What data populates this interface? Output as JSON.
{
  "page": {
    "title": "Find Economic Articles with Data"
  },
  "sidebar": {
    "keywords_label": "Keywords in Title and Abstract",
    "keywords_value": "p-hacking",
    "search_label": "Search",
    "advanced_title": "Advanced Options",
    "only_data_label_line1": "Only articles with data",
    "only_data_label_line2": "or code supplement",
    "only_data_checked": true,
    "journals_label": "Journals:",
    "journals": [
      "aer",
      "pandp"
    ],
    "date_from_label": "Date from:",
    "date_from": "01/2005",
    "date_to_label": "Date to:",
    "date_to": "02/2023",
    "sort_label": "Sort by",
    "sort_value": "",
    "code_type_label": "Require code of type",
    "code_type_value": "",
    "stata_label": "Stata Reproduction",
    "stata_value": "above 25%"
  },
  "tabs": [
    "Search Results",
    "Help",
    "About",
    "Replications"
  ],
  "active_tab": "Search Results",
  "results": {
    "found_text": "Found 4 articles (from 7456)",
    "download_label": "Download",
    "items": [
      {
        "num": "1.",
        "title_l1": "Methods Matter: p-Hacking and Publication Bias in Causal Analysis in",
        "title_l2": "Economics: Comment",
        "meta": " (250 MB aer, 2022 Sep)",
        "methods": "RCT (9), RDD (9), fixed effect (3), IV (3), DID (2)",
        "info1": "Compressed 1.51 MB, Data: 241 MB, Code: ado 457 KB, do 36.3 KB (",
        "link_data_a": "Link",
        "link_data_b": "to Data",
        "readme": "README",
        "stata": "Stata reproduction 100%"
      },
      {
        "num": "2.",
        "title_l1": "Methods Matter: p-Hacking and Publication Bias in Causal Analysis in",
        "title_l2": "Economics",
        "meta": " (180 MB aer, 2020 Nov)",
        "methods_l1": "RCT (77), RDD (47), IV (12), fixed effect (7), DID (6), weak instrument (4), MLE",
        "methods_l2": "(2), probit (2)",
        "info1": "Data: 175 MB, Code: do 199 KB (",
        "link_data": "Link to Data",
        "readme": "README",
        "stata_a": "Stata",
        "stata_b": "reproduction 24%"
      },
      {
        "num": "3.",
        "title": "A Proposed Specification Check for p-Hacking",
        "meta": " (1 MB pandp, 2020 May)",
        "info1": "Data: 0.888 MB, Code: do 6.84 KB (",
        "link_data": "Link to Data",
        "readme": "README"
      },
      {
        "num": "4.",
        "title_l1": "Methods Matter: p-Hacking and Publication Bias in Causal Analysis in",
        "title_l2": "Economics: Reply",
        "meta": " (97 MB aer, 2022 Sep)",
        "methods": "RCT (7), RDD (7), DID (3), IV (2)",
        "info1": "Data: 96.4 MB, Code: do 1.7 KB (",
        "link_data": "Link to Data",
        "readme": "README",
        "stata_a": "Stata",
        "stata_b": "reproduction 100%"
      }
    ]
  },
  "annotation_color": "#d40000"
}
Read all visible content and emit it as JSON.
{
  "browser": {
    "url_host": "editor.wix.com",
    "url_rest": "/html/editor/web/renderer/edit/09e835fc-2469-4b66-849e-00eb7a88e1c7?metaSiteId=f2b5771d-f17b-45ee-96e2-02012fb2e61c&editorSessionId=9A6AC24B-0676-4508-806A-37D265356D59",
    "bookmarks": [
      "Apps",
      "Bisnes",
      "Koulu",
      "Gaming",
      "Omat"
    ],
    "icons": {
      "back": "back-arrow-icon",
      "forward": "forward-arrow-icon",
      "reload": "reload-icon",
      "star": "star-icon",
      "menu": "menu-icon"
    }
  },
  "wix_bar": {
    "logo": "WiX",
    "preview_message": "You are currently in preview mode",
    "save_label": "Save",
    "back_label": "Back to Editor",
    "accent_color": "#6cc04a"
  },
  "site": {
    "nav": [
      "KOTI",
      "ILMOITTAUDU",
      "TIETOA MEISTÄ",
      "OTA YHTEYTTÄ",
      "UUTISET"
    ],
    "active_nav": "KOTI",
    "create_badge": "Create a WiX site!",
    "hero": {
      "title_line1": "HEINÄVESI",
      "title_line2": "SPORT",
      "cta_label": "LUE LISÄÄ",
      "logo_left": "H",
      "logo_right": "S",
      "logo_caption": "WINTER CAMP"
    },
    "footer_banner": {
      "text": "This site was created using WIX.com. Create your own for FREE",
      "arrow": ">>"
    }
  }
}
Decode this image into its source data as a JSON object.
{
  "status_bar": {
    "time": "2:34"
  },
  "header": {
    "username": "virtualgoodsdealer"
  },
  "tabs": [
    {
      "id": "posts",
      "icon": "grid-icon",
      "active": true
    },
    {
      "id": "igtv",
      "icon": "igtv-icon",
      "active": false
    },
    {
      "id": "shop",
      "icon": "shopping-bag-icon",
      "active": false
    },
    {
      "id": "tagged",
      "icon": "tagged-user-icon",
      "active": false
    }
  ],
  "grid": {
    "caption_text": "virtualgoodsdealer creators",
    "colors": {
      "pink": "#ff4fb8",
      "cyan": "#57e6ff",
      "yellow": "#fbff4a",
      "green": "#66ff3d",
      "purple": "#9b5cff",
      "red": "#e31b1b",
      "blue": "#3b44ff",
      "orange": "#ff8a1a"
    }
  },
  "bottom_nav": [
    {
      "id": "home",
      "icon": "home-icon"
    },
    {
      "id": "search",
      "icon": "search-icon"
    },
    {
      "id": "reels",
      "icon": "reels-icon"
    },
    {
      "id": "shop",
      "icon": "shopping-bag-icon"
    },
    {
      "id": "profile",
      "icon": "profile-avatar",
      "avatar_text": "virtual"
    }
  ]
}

::::

WHAT TO PRODUCE: Write out every entry again, keeping each line exactly the same.

SOLUTION FOR THIS PROBLEM:
What data populates this interface? Output as JSON.
{
  "page": {
    "title": "Find Economic Articles with Data"
  },
  "sidebar": {
    "keywords_label": "Keywords in Title and Abstract",
    "keywords_value": "p-hacking",
    "search_label": "Search",
    "advanced_title": "Advanced Options",
    "only_data_label_line1": "Only articles with data",
    "only_data_label_line2": "or code supplement",
    "only_data_checked": true,
    "journals_label": "Journals:",
    "journals": [
      "aer",
      "pandp"
    ],
    "date_from_label": "Date from:",
    "date_from": "01/2005",
    "date_to_label": "Date to:",
    "date_to": "02/2023",
    "sort_label": "Sort by",
    "sort_value": "",
    "code_type_label": "Require code of type",
    "code_type_value": "",
    "stata_label": "Stata Reproduction",
    "stata_value": "above 25%"
  },
  "tabs": [
    "Search Results",
    "Help",
    "About",
    "Replications"
  ],
  "active_tab": "Search Results",
  "results": {
    "found_text": "Found 4 articles (from 7456)",
    "download_label": "Download",
    "items": [
      {
        "num": "1.",
        "title_l1": "Methods Matter: p-Hacking and Publication Bias in Causal Analysis in",
        "title_l2": "Economics: Comment",
        "meta": " (250 MB aer, 2022 Sep)",
        "methods": "RCT (9), RDD (9), fixed effect (3), IV (3), DID (2)",
        "info1": "Compressed 1.51 MB, Data: 241 MB, Code: ado 457 KB, do 36.3 KB (",
        "link_data_a": "Link",
        "link_data_b": "to Data",
        "readme": "README",
        "stata": "Stata reproduction 100%"
      },
      {
        "num": "2.",
        "title_l1": "Methods Matter: p-Hacking and Publication Bias in Causal Analysis in",
        "title_l2": "Economics",
        "meta": " (180 MB aer, 2020 Nov)",
        "methods_l1": "RCT (77), RDD (47), IV (12), fixed effect (7), DID (6), weak instrument (4), MLE",
        "methods_l2": "(2), probit (2)",
        "info1": "Data: 175 MB, Code: do 199 KB (",
        "link_data": "Link to Data",
        "readme": "README",
        "stata_a": "Stata",
        "stata_b": "reproduction 24%"
      },
      {
        "num": "3.",
        "title": "A Proposed Specification Check for p-Hacking",
        "meta": " (1 MB pandp, 2020 May)",
        "info1": "Data: 0.888 MB, Code: do 6.84 KB (",
        "link_data": "Link to Data",
        "readme": "README"
      },
      {
        "num": "4.",
        "title_l1": "Methods Matter: p-Hacking and Publication Bias in Causal Analysis in",
        "title_l2": "Economics: Reply",
        "meta": " (97 MB aer, 2022 Sep)",
        "methods": "RCT (7), RDD (7), DID (3), IV (2)",
        "info1": "Data: 96.4 MB, Code: do 1.7 KB (",
        "link_data": "Link to Data",
        "readme": "README",
        "stata_a": "Stata",
        "stata_b": "reproduction 100%"
      }
    ]
  },
  "annotation_color": "#d40000"
}
Read all visible content and emit it as JSON.
{
  "browser": {
    "url_host": "editor.wix.com",
    "url_rest": "/html/editor/web/renderer/edit/09e835fc-2469-4b66-849e-00eb7a88e1c7?metaSiteId=f2b5771d-f17b-45ee-96e2-02012fb2e61c&editorSessionId=9A6AC24B-0676-4508-806A-37D265356D59",
    "bookmarks": [
      "Apps",
      "Bisnes",
      "Koulu",
      "Gaming",
      "Omat"
    ],
    "icons": {
      "back": "back-arrow-icon",
      "forward": "forward-arrow-icon",
      "reload": "reload-icon",
      "star": "star-icon",
      "menu": "menu-icon"
    }
  },
  "wix_bar": {
    "logo": "WiX",
    "preview_message": "You are currently in preview mode",
    "save_label": "Save",
    "back_label": "Back to Editor",
    "accent_color": "#6cc04a"
  },
  "site": {
    "nav": [
      "KOTI",
      "ILMOITTAUDU",
      "TIETOA MEISTÄ",
      "OTA YHTEYTTÄ",
      "UUTISET"
    ],
    "active_nav": "KOTI",
    "create_badge": "Create a WiX site!",
    "hero": {
      "title_line1": "HEINÄVESI",
      "title_line2": "SPORT",
      "cta_label": "LUE LISÄÄ",
      "logo_left": "H",
      "logo_right": "S",
      "logo_caption": "WINTER CAMP"
    },
    "footer_banner": {
      "text": "This site was created using WIX.com. Create your own for FREE",
      "arrow": ">>"
    }
  }
}
Decode this image into its source data as a JSON object.
{
  "status_bar": {
    "time": "2:34"
  },
  "header": {
    "username": "virtualgoodsdealer"
  },
  "tabs": [
    {
      "id": "posts",
      "icon": "grid-icon",
      "active": true
    },
    {
      "id": "igtv",
      "icon": "igtv-icon",
      "active": false
    },
    {
      "id": "shop",
      "icon": "shopping-bag-icon",
      "active": false
    },
    {
      "id": "tagged",
      "icon": "tagged-user-icon",
      "active": false
    }
  ],
  "grid": {
    "caption_text": "virtualgoodsdealer creators",
    "colors": {
      "pink": "#ff4fb8",
      "cyan": "#57e6ff",
      "yellow": "#fbff4a",
      "green": "#66ff3d",
      "purple": "#9b5cff",
      "red": "#e31b1b",
      "blue": "#3b44ff",
      "orange": "#ff8a1a"
    }
  },
  "bottom_nav": [
    {
      "id": "home",
      "icon": "home-icon"
    },
    {
      "id": "search",
      "icon": "search-icon"
    },
    {
      "id": "reels",
      "icon": "reels-icon"
    },
    {
      "id": "shop",
      "icon": "shopping-bag-icon"
    },
    {
      "id": "profile",
      "icon": "profile-avatar",
      "avatar_text": "virtual"
    }
  ]
}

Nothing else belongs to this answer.